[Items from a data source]

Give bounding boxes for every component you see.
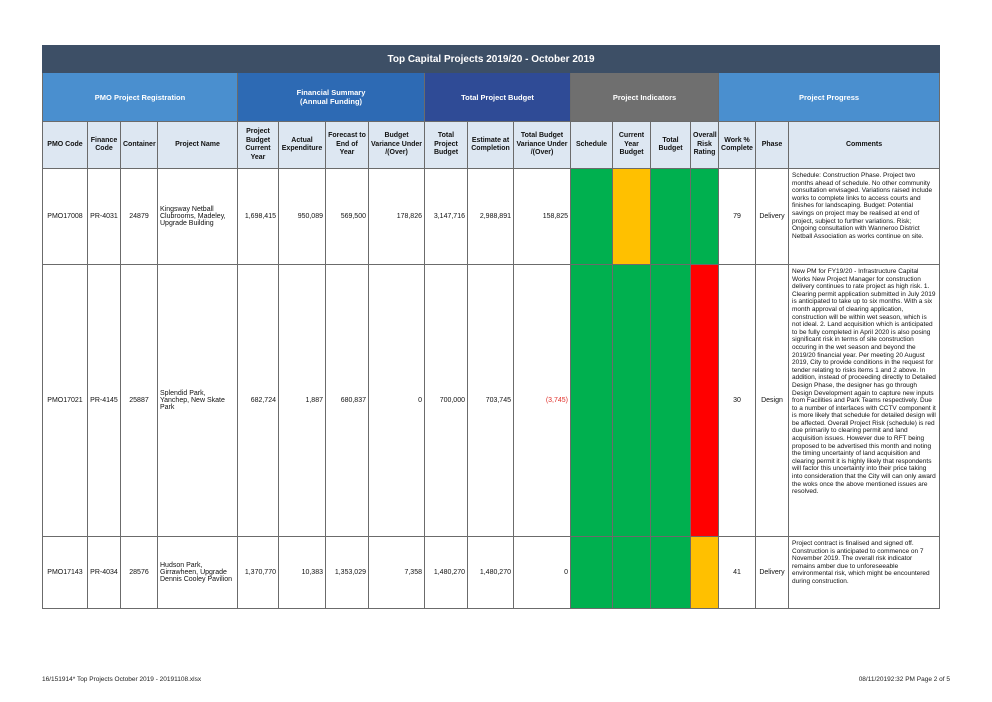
table-row: [43, 169, 940, 265]
cell-budget-variance: 7,358: [369, 537, 425, 609]
indicator-overall-risk: [691, 169, 719, 265]
cell-comments: Schedule: Construction Phase. Project two months ahead of schedule. No other community consultation envisaged. Variations raised include works to complete links to access courts and finishes for landscaping. Budget: Potential savings on project may be realised at end of project, subject to further variations. Risk; Ongoing consultation with Wanneroo District Netball Association as works continue on site.: [789, 169, 940, 265]
report-sheet: [42, 45, 939, 609]
cell-total-project-budget: 700,000: [425, 265, 468, 537]
col-budget-variance: Budget Variance Under /(Over): [369, 122, 425, 169]
cell-comments: Project contract is finalised and signed off. Construction is anticipated to commence on 7 November 2019. The overall risk indicator remains amber due to unforeseeable environmental risk, which might be encountered during construction.: [789, 537, 940, 609]
cell-pmo-code: PMO17143: [43, 537, 88, 609]
group-indicators: Project Indicators: [571, 73, 719, 122]
cell-forecast-eoy: 1,353,029: [326, 537, 369, 609]
cell-container: 25887: [121, 265, 158, 537]
col-project-name: Project Name: [158, 122, 238, 169]
cell-actual-expenditure: 1,887: [279, 265, 326, 537]
table-row: [43, 265, 940, 537]
indicator-current-year-budget: [613, 537, 651, 609]
col-budget-current-year: Project Budget Current Year: [238, 122, 279, 169]
cell-budget-current-year: 1,698,415: [238, 169, 279, 265]
report-title: Top Capital Projects 2019/20 - October 2019: [43, 46, 940, 73]
cell-container: 28576: [121, 537, 158, 609]
cell-estimate-completion: 1,480,270: [468, 537, 514, 609]
indicator-schedule: [571, 537, 613, 609]
cell-budget-variance: 0: [369, 265, 425, 537]
cell-actual-expenditure: 10,383: [279, 537, 326, 609]
cell-budget-current-year: 1,370,770: [238, 537, 279, 609]
group-registration: PMO Project Registration: [43, 73, 238, 122]
col-pmo-code: PMO Code: [43, 122, 88, 169]
cell-actual-expenditure: 950,089: [279, 169, 326, 265]
indicator-overall-risk: [691, 537, 719, 609]
col-total-project-budget: Total Project Budget: [425, 122, 468, 169]
col-phase: Phase: [756, 122, 789, 169]
cell-finance-code: PR-4031: [88, 169, 121, 265]
indicator-current-year-budget: [613, 169, 651, 265]
col-schedule: Schedule: [571, 122, 613, 169]
col-overall-risk: Overall Risk Rating: [691, 122, 719, 169]
indicator-schedule: [571, 265, 613, 537]
cell-forecast-eoy: 680,837: [326, 265, 369, 537]
indicator-total-budget: [651, 169, 691, 265]
table-row: [43, 537, 940, 609]
cell-phase: Design: [756, 265, 789, 537]
cell-project-name: Kingsway Netball Clubrooms, Madeley, Upgrade Building: [158, 169, 238, 265]
cell-total-budget-variance: (3,745): [514, 265, 571, 537]
cell-estimate-completion: 2,988,891: [468, 169, 514, 265]
cell-pmo-code: PMO17021: [43, 265, 88, 537]
cell-work-complete: 41: [719, 537, 756, 609]
indicator-schedule: [571, 169, 613, 265]
col-current-year-budget: Current Year Budget: [613, 122, 651, 169]
col-total-budget: Total Budget: [651, 122, 691, 169]
projects-table: [42, 45, 940, 609]
col-estimate-completion: Estimate at Completion: [468, 122, 514, 169]
cell-finance-code: PR-4145: [88, 265, 121, 537]
cell-forecast-eoy: 569,500: [326, 169, 369, 265]
indicator-total-budget: [651, 537, 691, 609]
col-work-complete: Work % Complete: [719, 122, 756, 169]
cell-estimate-completion: 703,745: [468, 265, 514, 537]
col-actual-expenditure: Actual Expenditure: [279, 122, 326, 169]
cell-phase: Delivery: [756, 537, 789, 609]
footer-filename: 16/151914* Top Projects October 2019 - 20191108.xlsx: [42, 676, 202, 683]
cell-total-project-budget: 1,480,270: [425, 537, 468, 609]
cell-work-complete: 30: [719, 265, 756, 537]
cell-total-budget-variance: 158,825: [514, 169, 571, 265]
cell-total-project-budget: 3,147,716: [425, 169, 468, 265]
indicator-total-budget: [651, 265, 691, 537]
group-progress: Project Progress: [719, 73, 940, 122]
indicator-overall-risk: [691, 265, 719, 537]
cell-project-name: Splendid Park, Yanchep, New Skate Park: [158, 265, 238, 537]
col-comments: Comments: [789, 122, 940, 169]
cell-budget-current-year: 682,724: [238, 265, 279, 537]
col-container: Container: [121, 122, 158, 169]
col-forecast-eoy: Forecast to End of Year: [326, 122, 369, 169]
col-finance-code: Finance Code: [88, 122, 121, 169]
cell-total-budget-variance: 0: [514, 537, 571, 609]
cell-container: 24879: [121, 169, 158, 265]
cell-phase: Delivery: [756, 169, 789, 265]
cell-finance-code: PR-4034: [88, 537, 121, 609]
cell-comments: New PM for FY19/20 - Infrastructure Capital Works New Project Manager for construction delivery continues to rate project as high risk. 1. Clearing permit application submitted in July 2019 is anticipated to take up to six months. With a six month approval of clearing application, construction will be within wet season, which is not ideal. 2. Land acquisition which is anticipated to be fully completed in April 2020 is also posing significant risk in terms of site construction occuring in the wet season and beyond the 2019/20 financial year. Per meeting 20 August 2019, City to provide conditions in the request for tender relating to risks items 1 and 2 above. In addition, instead of proceeding directly to Detailed Design Phase, the designer has go through Design Development again to capture new inputs from Facilities and Park Teams respectively. Due to a number of interfaces with CCTV component it is more likely that schedule for detailed design will be affected. Overall Project Risk (schedule) is red due primarily to clearing permit and land acquisition issues. However due to RFT being proposed to be advertised this month and noting the timing uncertainty of land acquisition and clearing permit it is highly likely that respondents will factor this uncertainty into their price taking into consideration that the City will can only award the woks once the above mentioned issues are resolved.: [789, 265, 940, 537]
cell-project-name: Hudson Park, Girrawheen, Upgrade Dennis Cooley Pavilion: [158, 537, 238, 609]
col-total-budget-variance: Total Budget Variance Under /(Over): [514, 122, 571, 169]
indicator-current-year-budget: [613, 265, 651, 537]
cell-work-complete: 79: [719, 169, 756, 265]
footer-page-info: 08/11/20192:32 PM Page 2 of 5: [858, 676, 950, 683]
group-total-budget: Total Project Budget: [425, 73, 571, 122]
group-financial: Financial Summary (Annual Funding): [238, 73, 425, 122]
cell-budget-variance: 178,826: [369, 169, 425, 265]
cell-pmo-code: PMO17008: [43, 169, 88, 265]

§ **What the exercise asks**
Gather every line of the items above that contains the string "expenditure", treating uppercase and lowercase letters as different.

§ **Response for this exercise**
cell-actual-expenditure: 1,887: [279, 265, 326, 537]
cell-actual-expenditure: 10,383: [279, 537, 326, 609]
cell-actual-expenditure: 950,089: [279, 169, 326, 265]
col-actual-expenditure: Actual Expenditure: [279, 122, 326, 169]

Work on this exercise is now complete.